GOAL: Type out the complete listing below word for word, without its pictures.

Extracted data entries:
####################

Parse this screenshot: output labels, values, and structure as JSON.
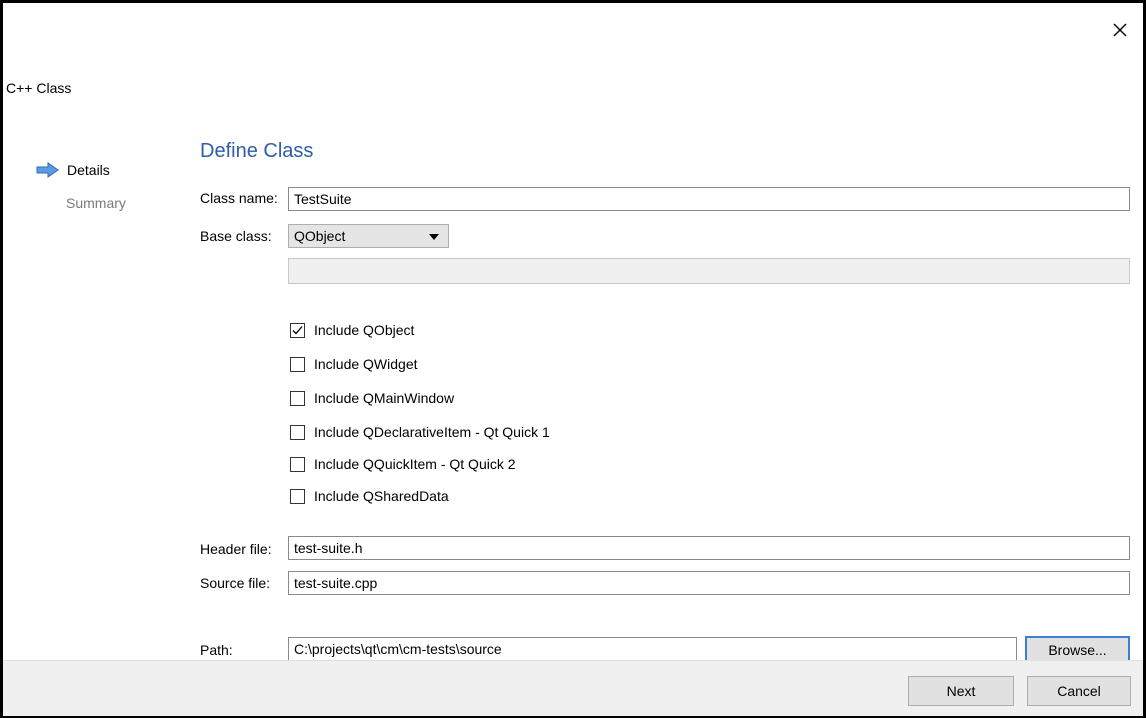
{
  "window": {
    "title": "C++ Class"
  },
  "sidebar": {
    "items": [
      "Details",
      "Summary"
    ]
  },
  "section_title": "Define Class",
  "form": {
    "class_name_label": "Class name:",
    "class_name_value": "TestSuite",
    "base_class_label": "Base class:",
    "base_class_value": "QObject",
    "base_class_extra_value": "",
    "checkboxes": [
      {
        "label": "Include QObject",
        "checked": true
      },
      {
        "label": "Include QWidget",
        "checked": false
      },
      {
        "label": "Include QMainWindow",
        "checked": false
      },
      {
        "label": "Include QDeclarativeItem - Qt Quick 1",
        "checked": false
      },
      {
        "label": "Include QQuickItem - Qt Quick 2",
        "checked": false
      },
      {
        "label": "Include QSharedData",
        "checked": false
      }
    ],
    "header_file_label": "Header file:",
    "header_file_value": "test-suite.h",
    "source_file_label": "Source file:",
    "source_file_value": "test-suite.cpp",
    "path_label": "Path:",
    "path_value": "C:\\projects\\qt\\cm\\cm-tests\\source",
    "browse_label": "Browse..."
  },
  "footer": {
    "next_label": "Next",
    "cancel_label": "Cancel"
  },
  "icons": {
    "close": "close-icon",
    "current_step": "arrow-right-icon",
    "dropdown": "chevron-down-icon",
    "check": "checkmark-icon"
  },
  "colors": {
    "accent": "#2f5ea7",
    "focus": "#3c7fd1",
    "footer_bg": "#f0f0f0"
  }
}
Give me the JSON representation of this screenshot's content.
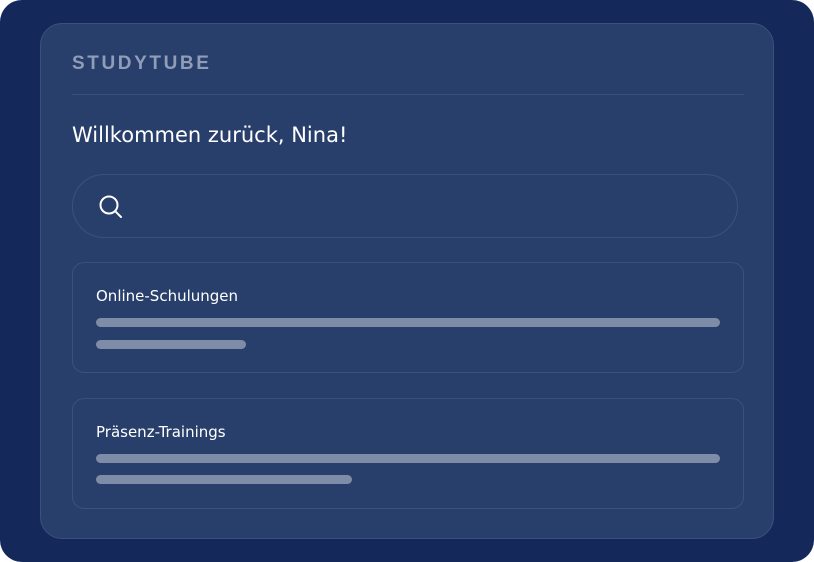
{
  "brand": {
    "logo_text": "STUDYTUBE"
  },
  "welcome": {
    "heading": "Willkommen zurück, Nina!"
  },
  "search": {
    "icon": "search-icon",
    "value": "",
    "placeholder": ""
  },
  "cards": [
    {
      "title": "Online-Schulungen"
    },
    {
      "title": "Präsenz-Trainings"
    }
  ],
  "colors": {
    "frame_background": "#14295a",
    "panel_background": "#293f6b",
    "border": "#3c5080",
    "logo": "#8f9db9",
    "placeholder_bar": "#7f8ca8",
    "text": "#ffffff"
  }
}
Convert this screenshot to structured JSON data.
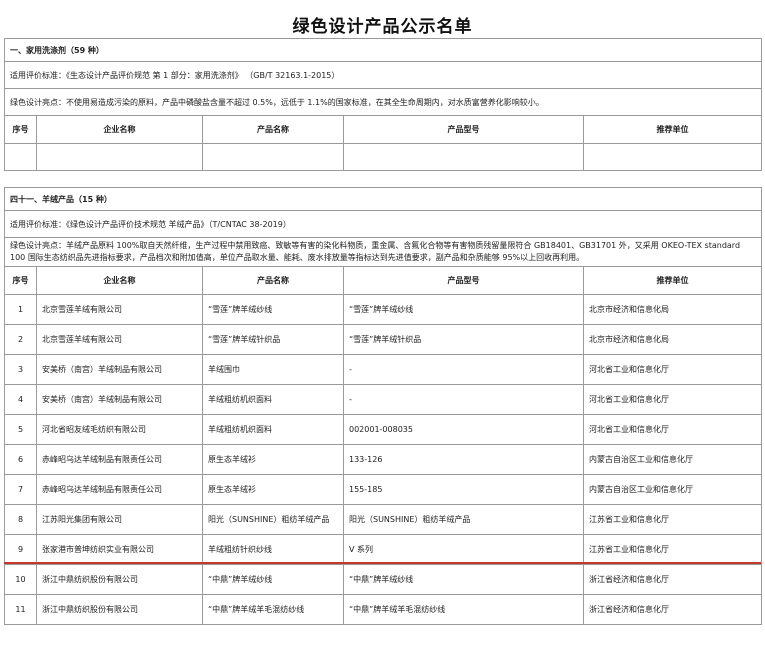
{
  "title": "绿色设计产品公示名单",
  "section1": {
    "heading": "一、家用洗涤剂（59 种）",
    "standard": "适用评价标准：《生态设计产品评价规范 第 1 部分：家用洗涤剂》 （GB/T 32163.1-2015）",
    "highlights": "绿色设计亮点：不使用易造成污染的原料，产品中磷酸盐含量不超过 0.5%，远低于 1.1%的国家标准，在其全生命周期内，对水质富营养化影响较小。",
    "columns": [
      "序号",
      "企业名称",
      "产品名称",
      "产品型号",
      "推荐单位"
    ]
  },
  "section41": {
    "heading": "四十一、羊绒产品（15 种）",
    "standard": "适用评价标准：《绿色设计产品评价技术规范 羊绒产品》（T/CNTAC 38-2019）",
    "highlights": "绿色设计亮点：羊绒产品原料 100%取自天然纤维，生产过程中禁用致癌、致敏等有害的染化料物质，重金属、含氟化合物等有害物质残留量限符合 GB18401、GB31701 外，又采用 OKEO-TEX standard 100 国际生态纺织品先进指标要求，产品档次和附加值高，单位产品取水量、能耗、废水排放量等指标达到先进值要求，副产品和杂质能够 95%以上回收再利用。",
    "columns": [
      "序号",
      "企业名称",
      "产品名称",
      "产品型号",
      "推荐单位"
    ],
    "rows": [
      {
        "no": "1",
        "company": "北京雪莲羊绒有限公司",
        "product": "“雪莲”牌羊绒纱线",
        "model": "“雪莲”牌羊绒纱线",
        "recommender": "北京市经济和信息化局"
      },
      {
        "no": "2",
        "company": "北京雪莲羊绒有限公司",
        "product": "“雪莲”牌羊绒针织品",
        "model": "“雪莲”牌羊绒针织品",
        "recommender": "北京市经济和信息化局"
      },
      {
        "no": "3",
        "company": "安美桥（南宫）羊绒制品有限公司",
        "product": "羊绒围巾",
        "model": "-",
        "recommender": "河北省工业和信息化厅"
      },
      {
        "no": "4",
        "company": "安美桥（南宫）羊绒制品有限公司",
        "product": "羊绒粗纺机织面料",
        "model": "-",
        "recommender": "河北省工业和信息化厅"
      },
      {
        "no": "5",
        "company": "河北省昭友绒毛纺织有限公司",
        "product": "羊绒粗纺机织面料",
        "model": "002001-008035",
        "recommender": "河北省工业和信息化厅"
      },
      {
        "no": "6",
        "company": "赤峰昭乌达羊绒制品有限责任公司",
        "product": "原生态羊绒衫",
        "model": "133-126",
        "recommender": "内蒙古自治区工业和信息化厅"
      },
      {
        "no": "7",
        "company": "赤峰昭乌达羊绒制品有限责任公司",
        "product": "原生态羊绒衫",
        "model": "155-185",
        "recommender": "内蒙古自治区工业和信息化厅"
      },
      {
        "no": "8",
        "company": "江苏阳光集团有限公司",
        "product": "阳光（SUNSHINE）粗纺羊绒产品",
        "model": "阳光（SUNSHINE）粗纺羊绒产品",
        "recommender": "江苏省工业和信息化厅"
      },
      {
        "no": "9",
        "company": "张家港市普坤纺织实业有限公司",
        "product": "羊绒粗纺针织纱线",
        "model": "V 系列",
        "recommender": "江苏省工业和信息化厅"
      },
      {
        "no": "10",
        "company": "浙江中鼎纺织股份有限公司",
        "product": "“中鼎”牌羊绒纱线",
        "model": "“中鼎”牌羊绒纱线",
        "recommender": "浙江省经济和信息化厅"
      },
      {
        "no": "11",
        "company": "浙江中鼎纺织股份有限公司",
        "product": "“中鼎”牌羊绒羊毛混纺纱线",
        "model": "“中鼎”牌羊绒羊毛混纺纱线",
        "recommender": "浙江省经济和信息化厅"
      }
    ]
  },
  "colors": {
    "border": "#9a9a9a",
    "highlight_line": "#c0392b"
  }
}
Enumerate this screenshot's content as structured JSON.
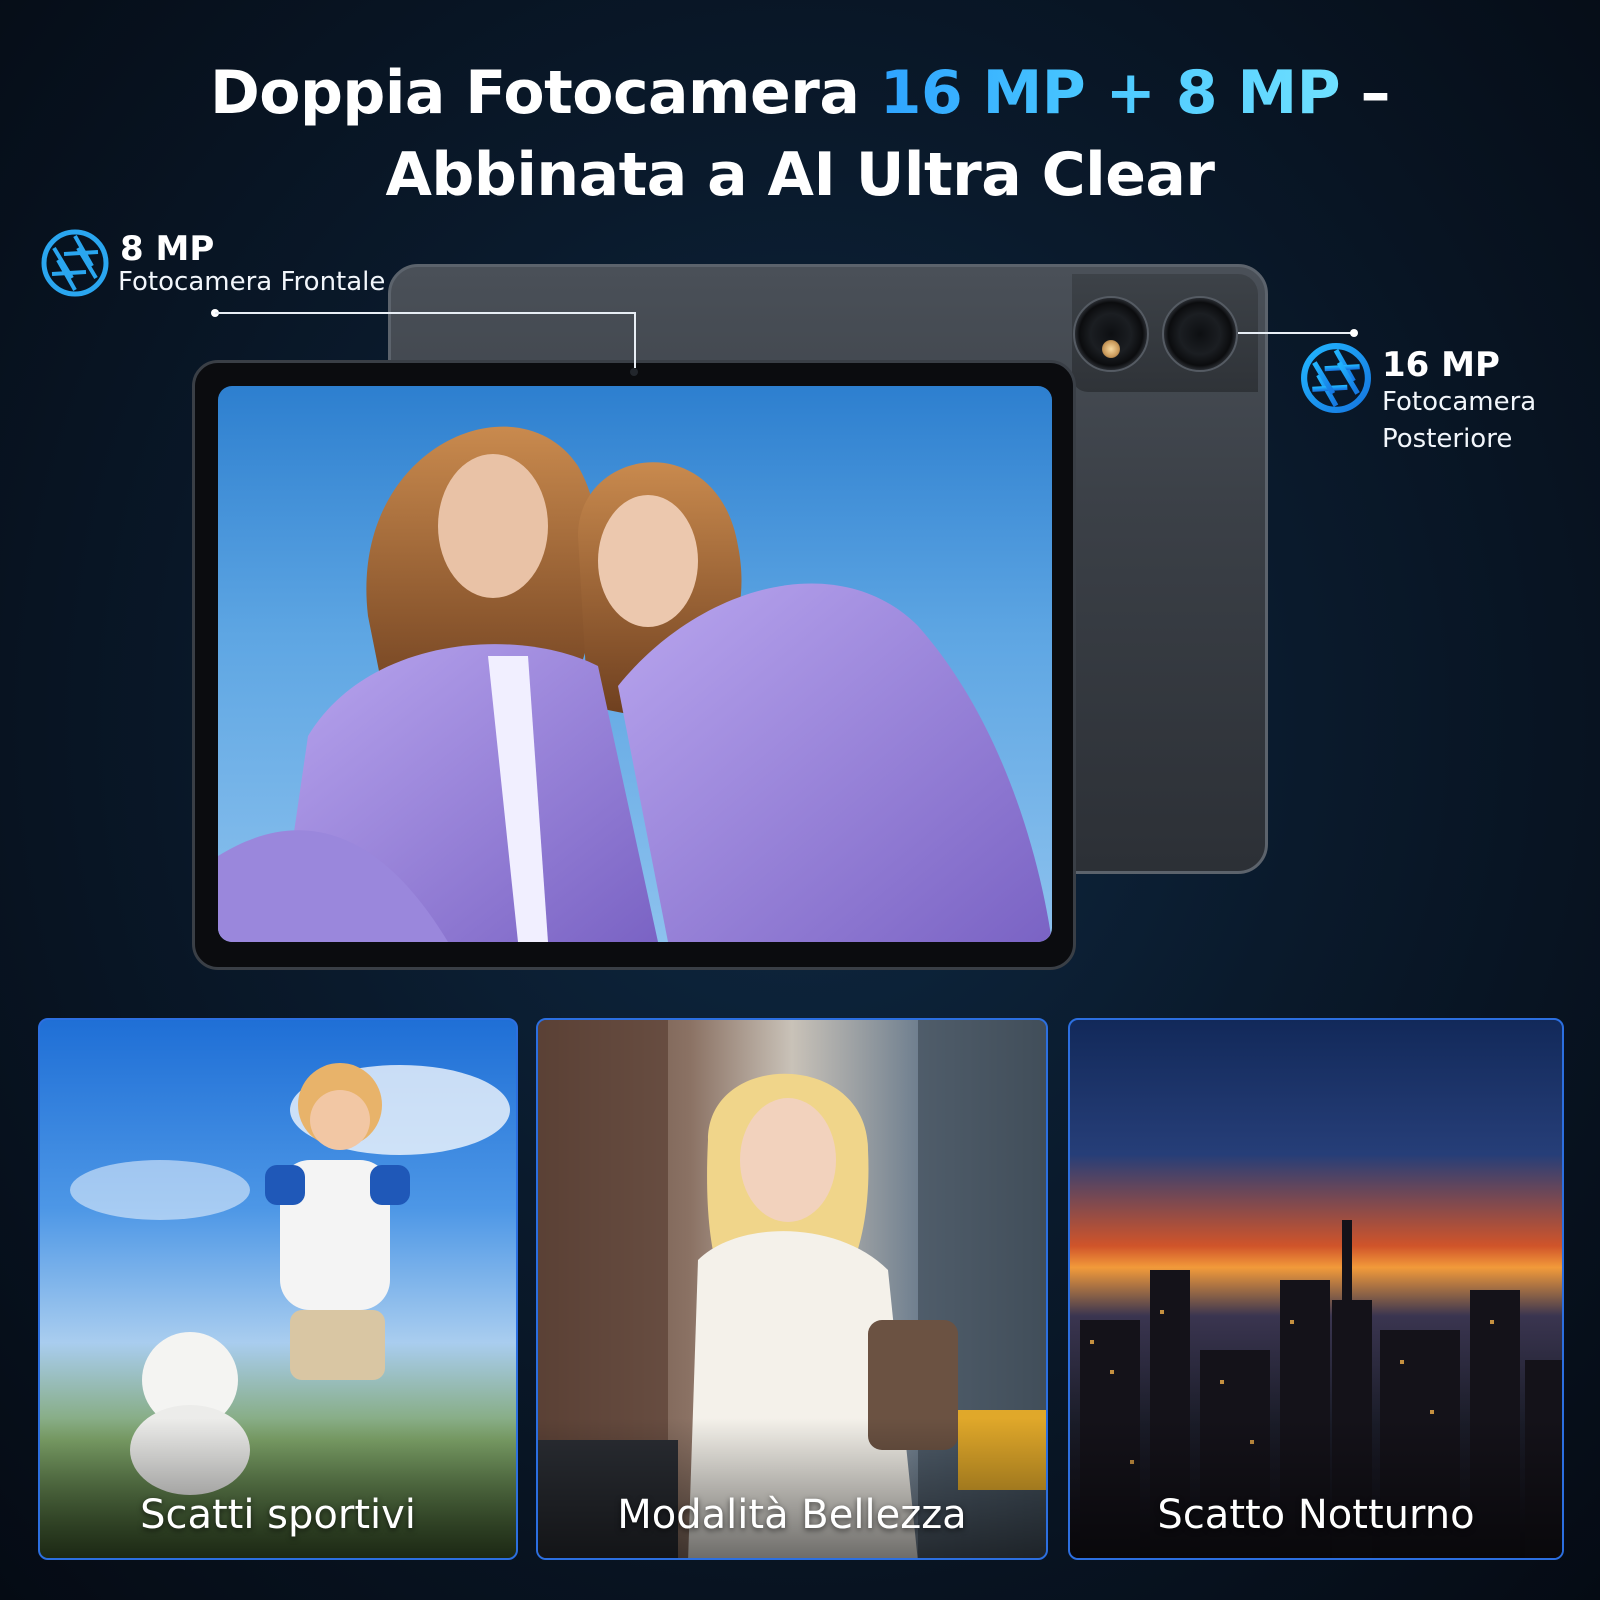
{
  "title": {
    "line1_prefix": "Doppia Fotocamera ",
    "line1_accent": "16 MP + 8 MP",
    "line1_suffix": " –",
    "line2": "Abbinata a AI Ultra Clear"
  },
  "front_camera": {
    "mp": "8 MP",
    "label": "Fotocamera Frontale",
    "icon": "camera-aperture-icon"
  },
  "rear_camera": {
    "mp": "16 MP",
    "label": "Fotocamera Posteriore",
    "icon": "camera-aperture-icon"
  },
  "panels": [
    {
      "caption": "Scatti sportivi"
    },
    {
      "caption": "Modalità Bellezza"
    },
    {
      "caption": "Scatto Notturno"
    }
  ],
  "colors": {
    "accent": "#2ea3ff",
    "panel_border": "#2c6fe0",
    "background": "#0a1a2c"
  }
}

####################

COMPLETED TASK:
Parse this screenshot: output labels, values, and structure as JSON.
{
  "window": {
    "title": "C++ Class"
  },
  "sidebar": {
    "items": [
      "Details",
      "Summary"
    ]
  },
  "section_title": "Define Class",
  "form": {
    "class_name_label": "Class name:",
    "class_name_value": "TestSuite",
    "base_class_label": "Base class:",
    "base_class_value": "QObject",
    "base_class_extra_value": "",
    "checkboxes": [
      {
        "label": "Include QObject",
        "checked": true
      },
      {
        "label": "Include QWidget",
        "checked": false
      },
      {
        "label": "Include QMainWindow",
        "checked": false
      },
      {
        "label": "Include QDeclarativeItem - Qt Quick 1",
        "checked": false
      },
      {
        "label": "Include QQuickItem - Qt Quick 2",
        "checked": false
      },
      {
        "label": "Include QSharedData",
        "checked": false
      }
    ],
    "header_file_label": "Header file:",
    "header_file_value": "test-suite.h",
    "source_file_label": "Source file:",
    "source_file_value": "test-suite.cpp",
    "path_label": "Path:",
    "path_value": "C:\\projects\\qt\\cm\\cm-tests\\source",
    "browse_label": "Browse..."
  },
  "footer": {
    "next_label": "Next",
    "cancel_label": "Cancel"
  },
  "icons": {
    "close": "close-icon",
    "current_step": "arrow-right-icon",
    "dropdown": "chevron-down-icon",
    "check": "checkmark-icon"
  },
  "colors": {
    "accent": "#2f5ea7",
    "focus": "#3c7fd1",
    "footer_bg": "#f0f0f0"
  }
}
Give me the JSON representation of this screenshot's content.
{
  "brand": {
    "logo_text": "STUDYTUBE"
  },
  "welcome": {
    "heading": "Willkommen zurück, Nina!"
  },
  "search": {
    "icon": "search-icon",
    "value": "",
    "placeholder": ""
  },
  "cards": [
    {
      "title": "Online-Schulungen"
    },
    {
      "title": "Präsenz-Trainings"
    }
  ],
  "colors": {
    "frame_background": "#14295a",
    "panel_background": "#293f6b",
    "border": "#3c5080",
    "logo": "#8f9db9",
    "placeholder_bar": "#7f8ca8",
    "text": "#ffffff"
  }
}
Convert this screenshot to structured JSON data.
{
  "title": "绿色设计产品公示名单",
  "section1": {
    "heading": "一、家用洗涤剂（59 种）",
    "standard": "适用评价标准：《生态设计产品评价规范 第 1 部分：家用洗涤剂》 （GB/T 32163.1-2015）",
    "highlights": "绿色设计亮点：不使用易造成污染的原料，产品中磷酸盐含量不超过 0.5%，远低于 1.1%的国家标准，在其全生命周期内，对水质富营养化影响较小。",
    "columns": [
      "序号",
      "企业名称",
      "产品名称",
      "产品型号",
      "推荐单位"
    ]
  },
  "section41": {
    "heading": "四十一、羊绒产品（15 种）",
    "standard": "适用评价标准：《绿色设计产品评价技术规范 羊绒产品》（T/CNTAC 38-2019）",
    "highlights": "绿色设计亮点：羊绒产品原料 100%取自天然纤维，生产过程中禁用致癌、致敏等有害的染化料物质，重金属、含氟化合物等有害物质残留量限符合 GB18401、GB31701 外，又采用 OKEO-TEX standard 100 国际生态纺织品先进指标要求，产品档次和附加值高，单位产品取水量、能耗、废水排放量等指标达到先进值要求，副产品和杂质能够 95%以上回收再利用。",
    "columns": [
      "序号",
      "企业名称",
      "产品名称",
      "产品型号",
      "推荐单位"
    ],
    "rows": [
      {
        "no": "1",
        "company": "北京雪莲羊绒有限公司",
        "product": "“雪莲”牌羊绒纱线",
        "model": "“雪莲”牌羊绒纱线",
        "recommender": "北京市经济和信息化局"
      },
      {
        "no": "2",
        "company": "北京雪莲羊绒有限公司",
        "product": "“雪莲”牌羊绒针织品",
        "model": "“雪莲”牌羊绒针织品",
        "recommender": "北京市经济和信息化局"
      },
      {
        "no": "3",
        "company": "安美桥（南宫）羊绒制品有限公司",
        "product": "羊绒围巾",
        "model": "-",
        "recommender": "河北省工业和信息化厅"
      },
      {
        "no": "4",
        "company": "安美桥（南宫）羊绒制品有限公司",
        "product": "羊绒粗纺机织面料",
        "model": "-",
        "recommender": "河北省工业和信息化厅"
      },
      {
        "no": "5",
        "company": "河北省昭友绒毛纺织有限公司",
        "product": "羊绒粗纺机织面料",
        "model": "002001-008035",
        "recommender": "河北省工业和信息化厅"
      },
      {
        "no": "6",
        "company": "赤峰昭乌达羊绒制品有限责任公司",
        "product": "原生态羊绒衫",
        "model": "133-126",
        "recommender": "内蒙古自治区工业和信息化厅"
      },
      {
        "no": "7",
        "company": "赤峰昭乌达羊绒制品有限责任公司",
        "product": "原生态羊绒衫",
        "model": "155-185",
        "recommender": "内蒙古自治区工业和信息化厅"
      },
      {
        "no": "8",
        "company": "江苏阳光集团有限公司",
        "product": "阳光（SUNSHINE）粗纺羊绒产品",
        "model": "阳光（SUNSHINE）粗纺羊绒产品",
        "recommender": "江苏省工业和信息化厅"
      },
      {
        "no": "9",
        "company": "张家港市普坤纺织实业有限公司",
        "product": "羊绒粗纺针织纱线",
        "model": "V 系列",
        "recommender": "江苏省工业和信息化厅"
      },
      {
        "no": "10",
        "company": "浙江中鼎纺织股份有限公司",
        "product": "“中鼎”牌羊绒纱线",
        "model": "“中鼎”牌羊绒纱线",
        "recommender": "浙江省经济和信息化厅"
      },
      {
        "no": "11",
        "company": "浙江中鼎纺织股份有限公司",
        "product": "“中鼎”牌羊绒羊毛混纺纱线",
        "model": "“中鼎”牌羊绒羊毛混纺纱线",
        "recommender": "浙江省经济和信息化厅"
      }
    ]
  },
  "colors": {
    "border": "#9a9a9a",
    "highlight_line": "#c0392b"
  }
}
Enumerate this screenshot's content as structured JSON.
{
  "title": {
    "line1_prefix": "Doppia Fotocamera ",
    "line1_accent": "16 MP + 8 MP",
    "line1_suffix": " –",
    "line2": "Abbinata a AI Ultra Clear"
  },
  "front_camera": {
    "mp": "8 MP",
    "label": "Fotocamera Frontale",
    "icon": "camera-aperture-icon"
  },
  "rear_camera": {
    "mp": "16 MP",
    "label": "Fotocamera Posteriore",
    "icon": "camera-aperture-icon"
  },
  "panels": [
    {
      "caption": "Scatti sportivi"
    },
    {
      "caption": "Modalità Bellezza"
    },
    {
      "caption": "Scatto Notturno"
    }
  ],
  "colors": {
    "accent": "#2ea3ff",
    "panel_border": "#2c6fe0",
    "background": "#0a1a2c"
  }
}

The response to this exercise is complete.